Items listed in a dataset:
· · ·

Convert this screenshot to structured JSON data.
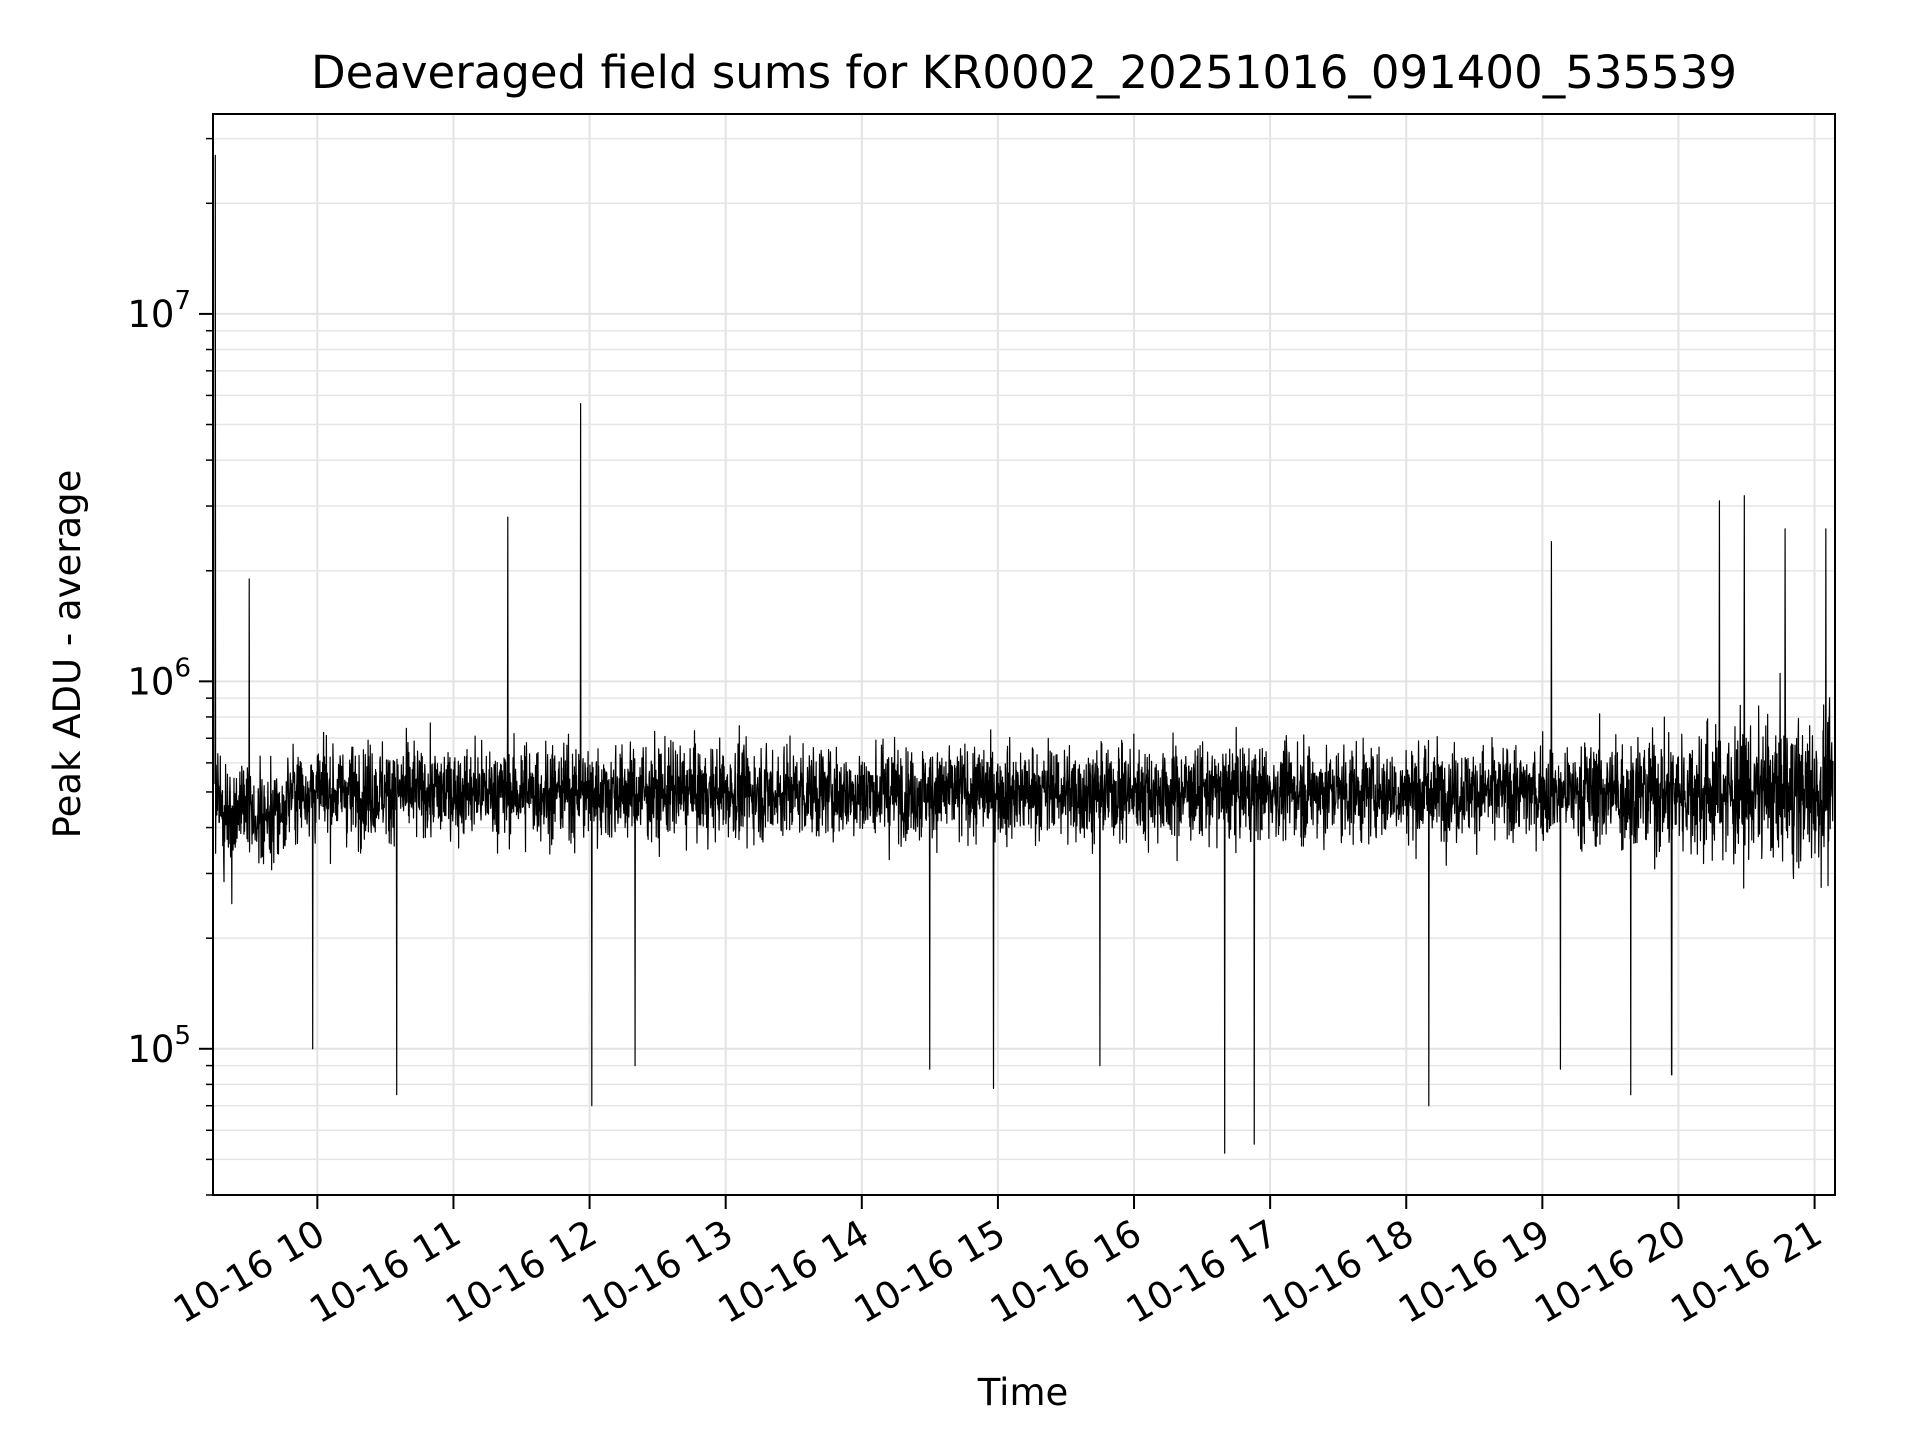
{
  "chart_data": {
    "type": "line",
    "title": "Deaveraged field sums for KR0002_20251016_091400_535539",
    "xlabel": "Time",
    "ylabel": "Peak ADU - average",
    "yscale": "log",
    "ylim": [
      40000,
      35000000
    ],
    "xlim": [
      "10-16 09:14",
      "10-16 21:09"
    ],
    "grid": true,
    "x_ticks": [
      "10-16 10",
      "10-16 11",
      "10-16 12",
      "10-16 13",
      "10-16 14",
      "10-16 15",
      "10-16 16",
      "10-16 17",
      "10-16 18",
      "10-16 19",
      "10-16 20",
      "10-16 21"
    ],
    "y_ticks": [
      {
        "base": "10",
        "exp": "5",
        "value": 100000
      },
      {
        "base": "10",
        "exp": "6",
        "value": 1000000
      },
      {
        "base": "10",
        "exp": "7",
        "value": 10000000
      }
    ],
    "series": [
      {
        "color": "#000000",
        "baseline": 500000,
        "x": [
          "10-16 09:15",
          "10-16 09:30",
          "10-16 09:58",
          "10-16 10:35",
          "10-16 11:24",
          "10-16 11:56",
          "10-16 12:01",
          "10-16 12:20",
          "10-16 14:30",
          "10-16 14:58",
          "10-16 15:45",
          "10-16 16:40",
          "10-16 16:53",
          "10-16 18:10",
          "10-16 19:04",
          "10-16 19:08",
          "10-16 19:39",
          "10-16 19:57",
          "10-16 20:18",
          "10-16 20:29",
          "10-16 20:47",
          "10-16 21:05"
        ],
        "y": [
          27000000,
          1900000,
          100000,
          75000,
          2800000,
          5700000,
          70000,
          90000,
          88000,
          78000,
          90000,
          52000,
          55000,
          70000,
          2400000,
          88000,
          75000,
          85000,
          3100000,
          3200000,
          2600000,
          2600000
        ]
      }
    ]
  }
}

· · ·

#### What is expected
Collect each line of the entries that has the word "value", copying it in full.

#### The solution
        "value": 100000
        "value": 1000000
        "value": 10000000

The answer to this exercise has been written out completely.